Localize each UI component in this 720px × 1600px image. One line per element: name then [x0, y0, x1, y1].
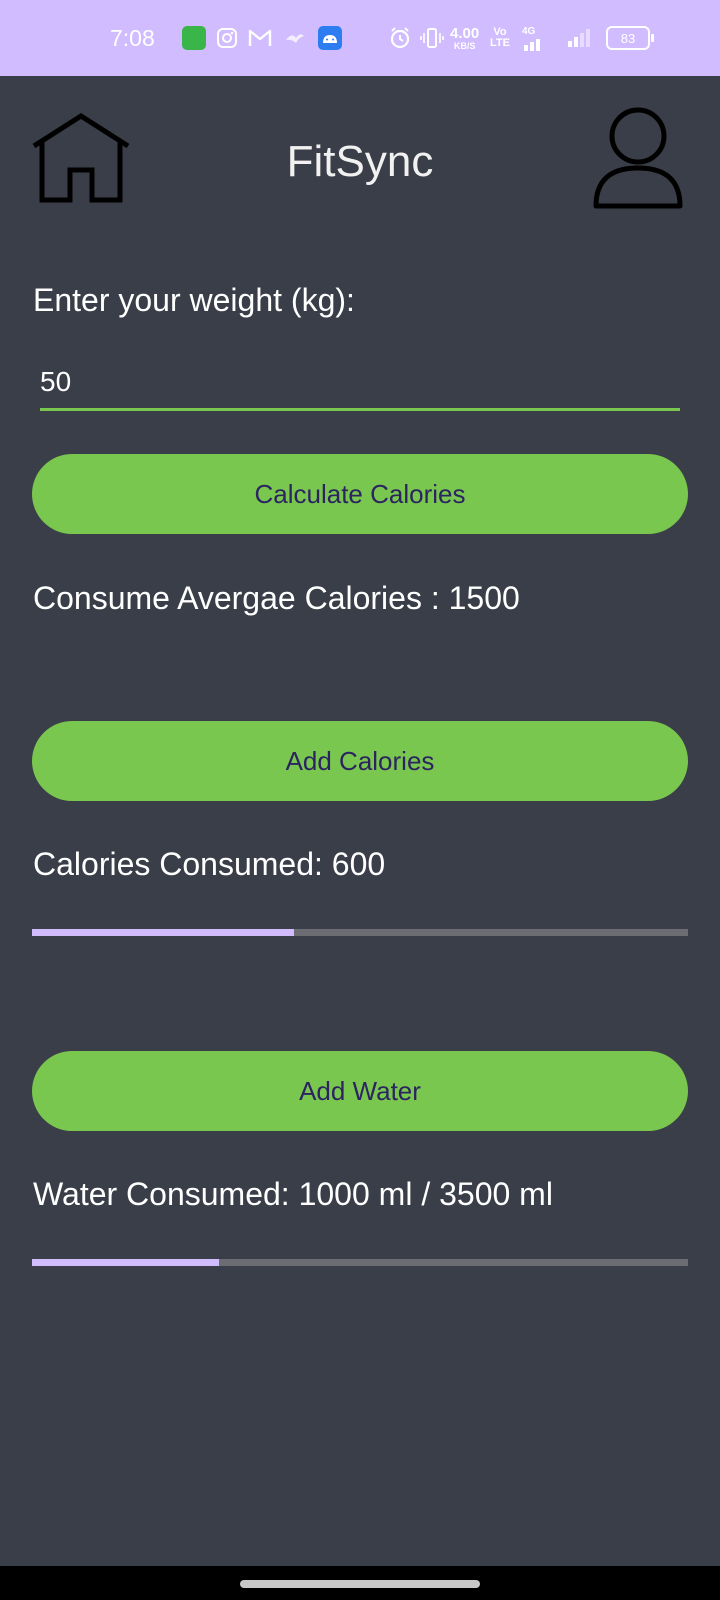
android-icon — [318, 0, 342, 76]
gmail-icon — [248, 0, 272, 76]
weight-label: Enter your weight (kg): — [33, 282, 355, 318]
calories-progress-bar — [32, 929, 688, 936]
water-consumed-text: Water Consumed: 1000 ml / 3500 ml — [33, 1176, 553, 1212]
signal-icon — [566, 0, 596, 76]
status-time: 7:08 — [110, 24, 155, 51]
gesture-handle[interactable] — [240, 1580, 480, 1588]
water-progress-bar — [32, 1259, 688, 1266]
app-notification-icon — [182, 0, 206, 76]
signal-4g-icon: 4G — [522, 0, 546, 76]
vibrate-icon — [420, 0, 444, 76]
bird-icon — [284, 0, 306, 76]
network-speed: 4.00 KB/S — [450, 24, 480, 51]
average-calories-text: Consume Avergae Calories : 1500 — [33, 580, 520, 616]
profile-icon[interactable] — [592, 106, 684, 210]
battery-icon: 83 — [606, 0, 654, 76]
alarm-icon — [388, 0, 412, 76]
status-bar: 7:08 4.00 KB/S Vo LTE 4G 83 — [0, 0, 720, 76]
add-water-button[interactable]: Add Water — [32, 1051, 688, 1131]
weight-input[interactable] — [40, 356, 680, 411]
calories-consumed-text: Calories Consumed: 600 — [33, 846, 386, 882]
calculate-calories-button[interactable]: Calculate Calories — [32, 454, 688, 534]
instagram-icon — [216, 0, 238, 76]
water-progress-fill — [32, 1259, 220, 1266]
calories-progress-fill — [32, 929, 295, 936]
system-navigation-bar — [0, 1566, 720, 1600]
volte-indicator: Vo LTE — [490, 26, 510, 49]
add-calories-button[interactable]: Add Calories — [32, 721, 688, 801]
################
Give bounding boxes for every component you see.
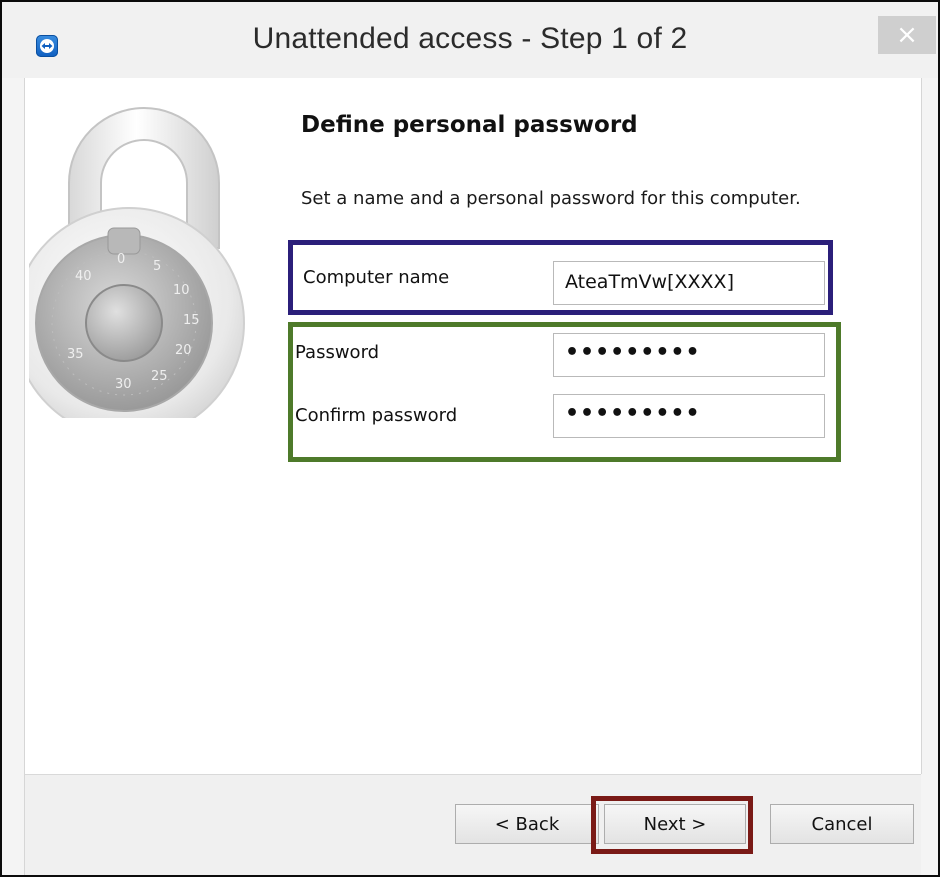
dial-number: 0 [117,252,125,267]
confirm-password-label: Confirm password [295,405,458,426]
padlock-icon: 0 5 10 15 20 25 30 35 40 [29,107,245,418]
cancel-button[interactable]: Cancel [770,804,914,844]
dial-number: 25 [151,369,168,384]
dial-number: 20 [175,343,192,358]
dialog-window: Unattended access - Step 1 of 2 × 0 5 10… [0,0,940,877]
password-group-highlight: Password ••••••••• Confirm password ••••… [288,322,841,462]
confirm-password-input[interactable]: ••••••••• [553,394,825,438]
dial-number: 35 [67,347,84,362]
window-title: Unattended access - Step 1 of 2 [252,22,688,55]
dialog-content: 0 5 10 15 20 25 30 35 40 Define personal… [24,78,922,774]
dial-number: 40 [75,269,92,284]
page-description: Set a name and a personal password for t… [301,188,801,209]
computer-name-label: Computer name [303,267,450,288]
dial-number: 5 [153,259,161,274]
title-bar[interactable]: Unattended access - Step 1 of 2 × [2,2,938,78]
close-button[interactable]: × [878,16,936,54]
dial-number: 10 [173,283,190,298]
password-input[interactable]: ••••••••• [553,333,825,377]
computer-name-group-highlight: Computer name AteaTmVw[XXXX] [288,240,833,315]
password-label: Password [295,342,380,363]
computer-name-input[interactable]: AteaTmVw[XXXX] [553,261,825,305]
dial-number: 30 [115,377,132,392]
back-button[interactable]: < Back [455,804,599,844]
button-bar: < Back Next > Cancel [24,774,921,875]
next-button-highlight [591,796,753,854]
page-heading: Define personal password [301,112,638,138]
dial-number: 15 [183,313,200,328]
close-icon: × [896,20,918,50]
################
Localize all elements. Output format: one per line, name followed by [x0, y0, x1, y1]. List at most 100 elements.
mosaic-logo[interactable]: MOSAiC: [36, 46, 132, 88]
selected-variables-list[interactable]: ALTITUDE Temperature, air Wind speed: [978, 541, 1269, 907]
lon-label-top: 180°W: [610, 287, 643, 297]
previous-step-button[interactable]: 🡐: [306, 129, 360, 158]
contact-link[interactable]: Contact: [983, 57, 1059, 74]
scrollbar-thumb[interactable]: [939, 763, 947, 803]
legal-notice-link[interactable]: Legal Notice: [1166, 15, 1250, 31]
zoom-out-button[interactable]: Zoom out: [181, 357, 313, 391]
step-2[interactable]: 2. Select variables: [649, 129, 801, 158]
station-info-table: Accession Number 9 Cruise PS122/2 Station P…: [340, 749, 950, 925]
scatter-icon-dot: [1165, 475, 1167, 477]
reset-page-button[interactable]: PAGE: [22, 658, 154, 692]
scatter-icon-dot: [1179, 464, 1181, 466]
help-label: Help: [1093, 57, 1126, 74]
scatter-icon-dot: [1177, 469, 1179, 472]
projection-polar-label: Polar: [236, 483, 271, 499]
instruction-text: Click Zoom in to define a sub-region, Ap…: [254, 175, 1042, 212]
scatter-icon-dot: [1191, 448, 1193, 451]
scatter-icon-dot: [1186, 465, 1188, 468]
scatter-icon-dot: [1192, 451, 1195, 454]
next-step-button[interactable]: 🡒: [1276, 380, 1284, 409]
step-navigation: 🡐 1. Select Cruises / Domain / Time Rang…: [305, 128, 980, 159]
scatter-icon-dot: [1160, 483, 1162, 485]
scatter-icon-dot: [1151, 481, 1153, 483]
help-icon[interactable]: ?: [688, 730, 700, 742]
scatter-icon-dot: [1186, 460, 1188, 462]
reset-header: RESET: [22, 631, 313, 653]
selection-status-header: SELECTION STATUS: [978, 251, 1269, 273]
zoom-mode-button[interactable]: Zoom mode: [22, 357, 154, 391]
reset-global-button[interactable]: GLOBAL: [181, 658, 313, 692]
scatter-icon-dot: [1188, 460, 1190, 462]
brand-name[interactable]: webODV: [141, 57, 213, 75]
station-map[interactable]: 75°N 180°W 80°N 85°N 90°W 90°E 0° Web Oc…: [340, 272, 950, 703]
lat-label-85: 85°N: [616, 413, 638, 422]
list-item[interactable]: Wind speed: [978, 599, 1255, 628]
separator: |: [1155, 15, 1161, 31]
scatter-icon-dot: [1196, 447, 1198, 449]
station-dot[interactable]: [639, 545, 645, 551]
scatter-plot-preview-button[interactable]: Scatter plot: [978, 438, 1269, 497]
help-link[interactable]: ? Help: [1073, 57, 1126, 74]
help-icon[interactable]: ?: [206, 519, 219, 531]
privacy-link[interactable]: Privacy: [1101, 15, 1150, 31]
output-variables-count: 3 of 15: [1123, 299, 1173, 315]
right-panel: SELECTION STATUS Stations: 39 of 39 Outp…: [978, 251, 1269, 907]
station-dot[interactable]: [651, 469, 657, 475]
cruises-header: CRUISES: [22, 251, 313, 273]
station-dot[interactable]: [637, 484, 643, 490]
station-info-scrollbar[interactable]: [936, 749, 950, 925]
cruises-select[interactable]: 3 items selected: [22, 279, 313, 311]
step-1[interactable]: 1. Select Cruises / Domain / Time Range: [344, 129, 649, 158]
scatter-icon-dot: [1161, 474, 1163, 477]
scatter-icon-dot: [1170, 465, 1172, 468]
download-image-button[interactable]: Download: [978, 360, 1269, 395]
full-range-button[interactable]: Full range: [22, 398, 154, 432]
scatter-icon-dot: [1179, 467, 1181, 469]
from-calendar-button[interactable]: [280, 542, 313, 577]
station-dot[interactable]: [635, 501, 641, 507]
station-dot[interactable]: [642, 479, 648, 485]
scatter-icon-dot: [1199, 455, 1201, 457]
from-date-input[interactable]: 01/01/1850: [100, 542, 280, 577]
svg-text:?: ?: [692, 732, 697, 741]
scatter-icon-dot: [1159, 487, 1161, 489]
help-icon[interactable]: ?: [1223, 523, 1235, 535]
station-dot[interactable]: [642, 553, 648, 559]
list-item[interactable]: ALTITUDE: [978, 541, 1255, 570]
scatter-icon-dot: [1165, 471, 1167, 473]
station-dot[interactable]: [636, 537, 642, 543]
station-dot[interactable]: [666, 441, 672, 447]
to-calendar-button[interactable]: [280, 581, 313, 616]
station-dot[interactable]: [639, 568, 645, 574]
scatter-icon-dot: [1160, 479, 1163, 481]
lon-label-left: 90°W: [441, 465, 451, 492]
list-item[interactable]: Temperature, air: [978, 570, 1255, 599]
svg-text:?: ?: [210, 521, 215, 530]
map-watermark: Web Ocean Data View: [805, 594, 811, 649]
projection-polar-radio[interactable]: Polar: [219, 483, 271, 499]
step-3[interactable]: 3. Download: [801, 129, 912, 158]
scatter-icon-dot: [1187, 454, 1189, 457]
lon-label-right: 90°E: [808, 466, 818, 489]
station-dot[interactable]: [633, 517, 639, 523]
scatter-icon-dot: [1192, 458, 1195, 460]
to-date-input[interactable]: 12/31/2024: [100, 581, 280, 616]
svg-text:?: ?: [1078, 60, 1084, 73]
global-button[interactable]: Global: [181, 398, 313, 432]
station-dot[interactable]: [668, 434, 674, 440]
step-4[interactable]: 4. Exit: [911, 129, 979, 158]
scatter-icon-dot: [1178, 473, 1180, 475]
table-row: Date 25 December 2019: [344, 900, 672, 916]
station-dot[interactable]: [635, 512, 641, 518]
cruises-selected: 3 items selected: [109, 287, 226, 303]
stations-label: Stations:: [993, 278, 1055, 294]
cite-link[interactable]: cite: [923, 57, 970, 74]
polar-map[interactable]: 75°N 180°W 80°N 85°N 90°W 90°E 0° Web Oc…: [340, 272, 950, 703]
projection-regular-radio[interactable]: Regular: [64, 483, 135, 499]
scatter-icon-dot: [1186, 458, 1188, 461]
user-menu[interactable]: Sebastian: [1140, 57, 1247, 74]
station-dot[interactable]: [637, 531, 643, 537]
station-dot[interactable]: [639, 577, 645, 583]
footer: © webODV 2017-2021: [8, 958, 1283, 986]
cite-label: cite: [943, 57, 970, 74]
################
Problem requirements - Copy the material from the line containing "Localize each UI" down to the line containing "add-calories-button[interactable]: Add Calories", putting "Water Intake" in place of "Water Consumed" and keeping everything else the same. Leave the pictures out of your answer.

Exercise result -
Localize each UI component in this 720px × 1600px image. One line per element: name then [x0, y0, x1, y1].
android-icon — [318, 0, 342, 76]
gmail-icon — [248, 0, 272, 76]
weight-label: Enter your weight (kg): — [33, 282, 355, 318]
calories-progress-bar — [32, 929, 688, 936]
water-consumed-text: Water Intake: 1000 ml / 3500 ml — [33, 1176, 553, 1212]
signal-icon — [566, 0, 596, 76]
status-time: 7:08 — [110, 24, 155, 51]
gesture-handle[interactable] — [240, 1580, 480, 1588]
water-progress-bar — [32, 1259, 688, 1266]
app-notification-icon — [182, 0, 206, 76]
signal-4g-icon: 4G — [522, 0, 546, 76]
vibrate-icon — [420, 0, 444, 76]
bird-icon — [284, 0, 306, 76]
network-speed: 4.00 KB/S — [450, 24, 480, 51]
average-calories-text: Consume Avergae Calories : 1500 — [33, 580, 520, 616]
profile-icon[interactable] — [592, 106, 684, 210]
battery-icon: 83 — [606, 0, 654, 76]
alarm-icon — [388, 0, 412, 76]
status-bar: 7:08 4.00 KB/S Vo LTE 4G 83 — [0, 0, 720, 76]
add-water-button[interactable]: Add Water — [32, 1051, 688, 1131]
weight-input[interactable] — [40, 356, 680, 411]
calories-consumed-text: Calories Consumed: 600 — [33, 846, 386, 882]
calculate-calories-button[interactable]: Calculate Calories — [32, 454, 688, 534]
instagram-icon — [216, 0, 238, 76]
water-progress-fill — [32, 1259, 220, 1266]
calories-progress-fill — [32, 929, 295, 936]
system-navigation-bar — [0, 1566, 720, 1600]
volte-indicator: Vo LTE — [490, 26, 510, 49]
add-calories-button[interactable]: Add Calories — [32, 721, 688, 801]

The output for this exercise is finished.